::: Zitierter Auszug :::

Die Mitarbeiter der Bundesagentur für Betreuungs- und Unterstützungsleistungen (BBU GmbH) informieren individuell über die Möglichkeiten der freiwilligen Rückkehr bzw. die verfügbaren Unterstützungsleistungen.
Die Rückkehrunterstützung umfasst folgende Leistungen:
Kostenlose individuelle Beratung zur freiwilligen Rückkehr einschließlich Antragsstellung auf finanzielle Unterstützung durch die BBU
Organisatorische Unterstützung bei der Reisevorbereitung
Übernahme der Heimreisekosten
Finanzielle Starthilfe in Höhe von bis zu € 900
Reintegrationsprogrammteilnahme nach der Rückkehr im Zielland
Ein Rechtsanspruch auf diese Unterstützungsleistungen besteht nicht. Die Bewilligung erfolgt durch das österreichische Bundesamt für Fremdwesen und Asyl (BFA). Weitere Informationen zu den aktuellen Unterstützungsangeboten (Rückkehrunterstützung inkl. Reintegrationsunterstützung) sind auf der Webseite www.returnfromaustria.at verfügbar.

::: Gespeicherte Zeilen :::

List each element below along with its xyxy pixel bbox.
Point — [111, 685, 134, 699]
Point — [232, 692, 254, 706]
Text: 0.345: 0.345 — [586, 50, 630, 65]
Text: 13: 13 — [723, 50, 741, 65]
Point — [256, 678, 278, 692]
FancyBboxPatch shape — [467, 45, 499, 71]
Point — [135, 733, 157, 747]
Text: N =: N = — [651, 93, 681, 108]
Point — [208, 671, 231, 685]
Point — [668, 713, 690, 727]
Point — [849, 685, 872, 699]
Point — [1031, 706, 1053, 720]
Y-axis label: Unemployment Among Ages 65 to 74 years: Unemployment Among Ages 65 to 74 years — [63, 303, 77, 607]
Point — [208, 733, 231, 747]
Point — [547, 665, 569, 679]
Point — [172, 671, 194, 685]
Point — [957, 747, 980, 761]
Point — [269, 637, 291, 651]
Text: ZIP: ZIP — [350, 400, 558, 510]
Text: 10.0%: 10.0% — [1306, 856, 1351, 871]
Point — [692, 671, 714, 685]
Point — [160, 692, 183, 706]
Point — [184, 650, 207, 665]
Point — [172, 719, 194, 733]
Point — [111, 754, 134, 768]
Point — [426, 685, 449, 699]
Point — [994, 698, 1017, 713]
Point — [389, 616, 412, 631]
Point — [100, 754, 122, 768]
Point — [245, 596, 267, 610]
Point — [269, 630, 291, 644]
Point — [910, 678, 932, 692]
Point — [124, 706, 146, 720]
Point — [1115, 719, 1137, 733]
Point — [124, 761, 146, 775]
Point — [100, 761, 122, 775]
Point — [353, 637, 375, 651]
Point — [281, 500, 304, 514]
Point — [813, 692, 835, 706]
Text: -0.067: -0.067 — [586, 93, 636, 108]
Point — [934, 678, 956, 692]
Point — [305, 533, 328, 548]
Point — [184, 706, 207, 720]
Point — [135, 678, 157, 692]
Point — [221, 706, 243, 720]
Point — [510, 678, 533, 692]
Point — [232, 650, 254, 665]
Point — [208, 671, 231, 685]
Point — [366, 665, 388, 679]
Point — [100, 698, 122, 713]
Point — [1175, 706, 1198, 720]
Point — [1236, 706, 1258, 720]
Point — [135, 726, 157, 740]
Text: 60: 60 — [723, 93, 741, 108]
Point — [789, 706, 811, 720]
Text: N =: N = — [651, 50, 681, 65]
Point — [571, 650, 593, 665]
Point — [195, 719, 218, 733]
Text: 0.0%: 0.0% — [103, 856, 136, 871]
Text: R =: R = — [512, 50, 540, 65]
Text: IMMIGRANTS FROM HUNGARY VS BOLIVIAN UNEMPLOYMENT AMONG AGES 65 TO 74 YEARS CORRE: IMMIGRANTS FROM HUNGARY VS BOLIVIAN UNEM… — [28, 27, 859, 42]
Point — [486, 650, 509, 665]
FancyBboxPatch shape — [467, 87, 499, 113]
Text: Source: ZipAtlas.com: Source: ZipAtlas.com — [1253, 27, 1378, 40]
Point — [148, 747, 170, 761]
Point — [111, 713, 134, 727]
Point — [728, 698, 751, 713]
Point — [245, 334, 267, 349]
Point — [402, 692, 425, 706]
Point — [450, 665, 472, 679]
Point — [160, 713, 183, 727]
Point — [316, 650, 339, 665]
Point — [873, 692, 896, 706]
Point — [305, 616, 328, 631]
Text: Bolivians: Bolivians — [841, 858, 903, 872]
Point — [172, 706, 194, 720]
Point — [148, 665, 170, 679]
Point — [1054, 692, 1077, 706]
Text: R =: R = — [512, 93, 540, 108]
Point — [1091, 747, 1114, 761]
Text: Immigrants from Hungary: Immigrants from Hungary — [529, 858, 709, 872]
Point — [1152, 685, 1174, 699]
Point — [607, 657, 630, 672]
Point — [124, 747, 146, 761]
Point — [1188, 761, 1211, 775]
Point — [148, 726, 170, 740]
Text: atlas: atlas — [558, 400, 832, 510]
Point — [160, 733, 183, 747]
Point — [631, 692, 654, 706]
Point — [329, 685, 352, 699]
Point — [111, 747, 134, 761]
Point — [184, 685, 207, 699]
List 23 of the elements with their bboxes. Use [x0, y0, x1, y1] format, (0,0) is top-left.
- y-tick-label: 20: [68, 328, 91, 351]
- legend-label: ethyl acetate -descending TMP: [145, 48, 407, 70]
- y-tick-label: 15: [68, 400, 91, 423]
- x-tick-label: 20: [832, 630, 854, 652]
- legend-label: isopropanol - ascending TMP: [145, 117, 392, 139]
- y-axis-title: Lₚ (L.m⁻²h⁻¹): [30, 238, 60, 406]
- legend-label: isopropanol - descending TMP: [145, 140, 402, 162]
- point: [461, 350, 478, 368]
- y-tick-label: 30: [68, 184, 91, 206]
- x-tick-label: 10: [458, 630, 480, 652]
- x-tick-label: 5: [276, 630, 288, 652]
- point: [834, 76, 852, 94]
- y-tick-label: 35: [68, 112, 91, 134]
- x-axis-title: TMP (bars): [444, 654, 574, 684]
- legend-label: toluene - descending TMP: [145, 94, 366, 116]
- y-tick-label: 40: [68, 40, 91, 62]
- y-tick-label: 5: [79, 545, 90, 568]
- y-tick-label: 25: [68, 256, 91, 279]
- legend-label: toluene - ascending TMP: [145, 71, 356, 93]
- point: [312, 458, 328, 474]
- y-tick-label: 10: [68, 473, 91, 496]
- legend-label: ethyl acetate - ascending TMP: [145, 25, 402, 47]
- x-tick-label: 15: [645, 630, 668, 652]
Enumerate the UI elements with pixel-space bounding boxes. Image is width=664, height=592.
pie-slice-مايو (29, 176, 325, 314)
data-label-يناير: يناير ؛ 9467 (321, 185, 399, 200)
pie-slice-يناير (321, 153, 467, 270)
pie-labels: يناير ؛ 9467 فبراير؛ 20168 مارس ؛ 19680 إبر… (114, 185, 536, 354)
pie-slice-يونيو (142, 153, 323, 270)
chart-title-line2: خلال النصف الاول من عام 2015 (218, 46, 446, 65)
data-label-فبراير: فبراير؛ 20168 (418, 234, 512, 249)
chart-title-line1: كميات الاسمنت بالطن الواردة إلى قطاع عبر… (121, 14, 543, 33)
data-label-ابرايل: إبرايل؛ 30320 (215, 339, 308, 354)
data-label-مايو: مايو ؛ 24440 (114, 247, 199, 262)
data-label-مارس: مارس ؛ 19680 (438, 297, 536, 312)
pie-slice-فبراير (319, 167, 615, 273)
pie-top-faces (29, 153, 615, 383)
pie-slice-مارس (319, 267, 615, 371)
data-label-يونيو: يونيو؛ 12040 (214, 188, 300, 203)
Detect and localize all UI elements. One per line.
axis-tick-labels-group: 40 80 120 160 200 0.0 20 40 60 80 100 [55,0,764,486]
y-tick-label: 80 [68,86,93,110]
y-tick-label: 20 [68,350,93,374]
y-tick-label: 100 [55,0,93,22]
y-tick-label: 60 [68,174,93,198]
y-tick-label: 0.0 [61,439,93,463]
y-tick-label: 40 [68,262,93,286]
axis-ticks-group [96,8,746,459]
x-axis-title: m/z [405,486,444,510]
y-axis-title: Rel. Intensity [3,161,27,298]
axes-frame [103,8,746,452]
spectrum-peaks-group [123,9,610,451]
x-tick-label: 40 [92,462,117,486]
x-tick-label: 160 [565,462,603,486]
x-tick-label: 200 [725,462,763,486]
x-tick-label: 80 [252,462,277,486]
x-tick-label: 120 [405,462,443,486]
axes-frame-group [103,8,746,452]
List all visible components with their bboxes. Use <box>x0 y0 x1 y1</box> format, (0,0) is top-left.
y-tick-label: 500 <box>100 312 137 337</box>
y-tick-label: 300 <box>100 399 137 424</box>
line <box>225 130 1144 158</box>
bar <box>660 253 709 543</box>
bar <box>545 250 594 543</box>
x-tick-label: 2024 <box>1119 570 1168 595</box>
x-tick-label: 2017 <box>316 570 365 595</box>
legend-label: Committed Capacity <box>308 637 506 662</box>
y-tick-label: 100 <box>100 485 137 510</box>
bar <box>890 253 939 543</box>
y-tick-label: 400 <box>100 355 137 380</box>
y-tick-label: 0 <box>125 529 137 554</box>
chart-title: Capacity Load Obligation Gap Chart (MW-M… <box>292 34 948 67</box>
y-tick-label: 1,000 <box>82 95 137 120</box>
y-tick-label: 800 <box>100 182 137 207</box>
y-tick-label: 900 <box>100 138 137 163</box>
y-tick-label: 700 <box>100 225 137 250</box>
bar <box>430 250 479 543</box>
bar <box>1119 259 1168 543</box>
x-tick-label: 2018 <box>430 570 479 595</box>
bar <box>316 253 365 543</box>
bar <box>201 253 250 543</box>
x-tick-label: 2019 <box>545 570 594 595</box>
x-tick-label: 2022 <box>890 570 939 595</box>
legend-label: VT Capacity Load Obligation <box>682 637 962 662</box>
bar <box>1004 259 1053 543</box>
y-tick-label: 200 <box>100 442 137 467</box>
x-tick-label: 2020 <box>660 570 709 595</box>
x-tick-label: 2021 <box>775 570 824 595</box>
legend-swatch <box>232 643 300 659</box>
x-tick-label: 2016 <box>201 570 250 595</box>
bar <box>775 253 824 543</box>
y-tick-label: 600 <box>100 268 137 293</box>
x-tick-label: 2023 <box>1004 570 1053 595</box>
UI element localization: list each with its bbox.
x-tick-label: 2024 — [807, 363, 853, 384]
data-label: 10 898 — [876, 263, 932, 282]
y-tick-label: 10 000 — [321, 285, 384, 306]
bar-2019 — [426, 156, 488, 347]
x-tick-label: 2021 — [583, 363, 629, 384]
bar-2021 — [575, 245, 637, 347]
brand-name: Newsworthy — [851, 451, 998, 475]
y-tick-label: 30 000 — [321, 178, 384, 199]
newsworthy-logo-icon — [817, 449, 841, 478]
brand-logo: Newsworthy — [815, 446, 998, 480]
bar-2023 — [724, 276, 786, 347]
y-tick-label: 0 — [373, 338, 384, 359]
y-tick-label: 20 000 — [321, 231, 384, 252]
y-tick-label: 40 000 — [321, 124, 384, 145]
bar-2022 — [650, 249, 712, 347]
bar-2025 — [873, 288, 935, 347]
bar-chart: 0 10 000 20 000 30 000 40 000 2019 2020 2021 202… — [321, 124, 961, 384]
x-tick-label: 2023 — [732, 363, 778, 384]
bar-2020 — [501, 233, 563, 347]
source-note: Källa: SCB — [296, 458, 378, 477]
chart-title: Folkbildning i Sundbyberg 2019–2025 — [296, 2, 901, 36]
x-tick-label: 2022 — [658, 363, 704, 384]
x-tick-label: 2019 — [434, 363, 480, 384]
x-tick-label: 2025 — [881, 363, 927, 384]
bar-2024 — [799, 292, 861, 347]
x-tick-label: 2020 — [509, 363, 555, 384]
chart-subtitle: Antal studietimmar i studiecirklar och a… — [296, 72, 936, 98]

:::

● Zu erledigen:
**A)** Welche Behörde bewilligt laut dem Auszug über die Rückkehrunterstützung die genannten Leistungen?
**B)** Knüpfen Sie an das Ende des Auszugs über die Rückkehrunterstützung an und führen Sie den Text weiter.

● Antworten je Aufgabe:
**A)** Das österreichische Bundesamt für Fremdwesen und Asyl (BFA).

**B)**
Die BBU unterstützt sowohl bei der Reiseplanung und der Flugbuchung als auch bei der Beschaffung von Heimreisedokumenten, einer ggf. notwendigen medizinischen Versorgung sowie mit der Übernahme der Rückreisekosten. Organisatorische Unterstützung kann grundsätzlich in jeder Verfahrenskonstellation gewährt werden. Voraussetzung für die Gewährung der Übernahme der Heimreisekosten ist die Mittellosigkeit der rückkehrenden Person.
Finanzielle Starthilfe
Die Höhe der finanziellen Starthilfe ist in einem degressiven Modell geregelt und staffelt sich nach dem Zeitpunkt der Antragstellung auf unterstützte freiwillige Rückkehr:
Während des laufenden asyl- oder fremdenrechtlichen Verfahrens bis ein Monat nach Rechtskraft der Rückkehrentscheidung: € 900,00 pro Person; ab einem Monat nach Rechtskraft der Rückkehrentscheidung: € 250,00 pro Person
Kernfamilien: Maximalbetrag von € 3.000 pro Familie
Sonderkonstellation: Für vulnerable Rückkehrende, die grundsätzlich von der finanziellen Starthilfe ausgeschlossen wären, kann nach individueller Einzelfallprüfung durch das Bundesamt für Fremdenwesen und Asyl (BFA) ein einmaliger Betrag von € 250,00 pro Person gewährt werden.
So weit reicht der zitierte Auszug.